RECORDS PROVIDED
***

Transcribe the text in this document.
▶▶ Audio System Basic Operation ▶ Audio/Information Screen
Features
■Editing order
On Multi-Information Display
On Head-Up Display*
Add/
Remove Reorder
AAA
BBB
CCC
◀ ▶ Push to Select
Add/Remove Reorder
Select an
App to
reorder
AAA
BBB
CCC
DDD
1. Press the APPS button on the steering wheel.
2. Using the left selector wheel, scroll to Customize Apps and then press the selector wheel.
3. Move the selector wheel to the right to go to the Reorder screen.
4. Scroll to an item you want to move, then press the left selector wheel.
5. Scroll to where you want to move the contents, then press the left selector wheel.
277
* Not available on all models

***

WRITTEN EXERCISE
Copy, from the material above, each line in which the string "selector" occurs.

EXERCISE SOLUTION
2. Using the left selector wheel, scroll to Customize Apps and then press the selector wheel.
3. Move the selector wheel to the right to go to the Reorder screen.
4. Scroll to an item you want to move, then press the left selector wheel.
5. Scroll to where you want to move the contents, then press the left selector wheel.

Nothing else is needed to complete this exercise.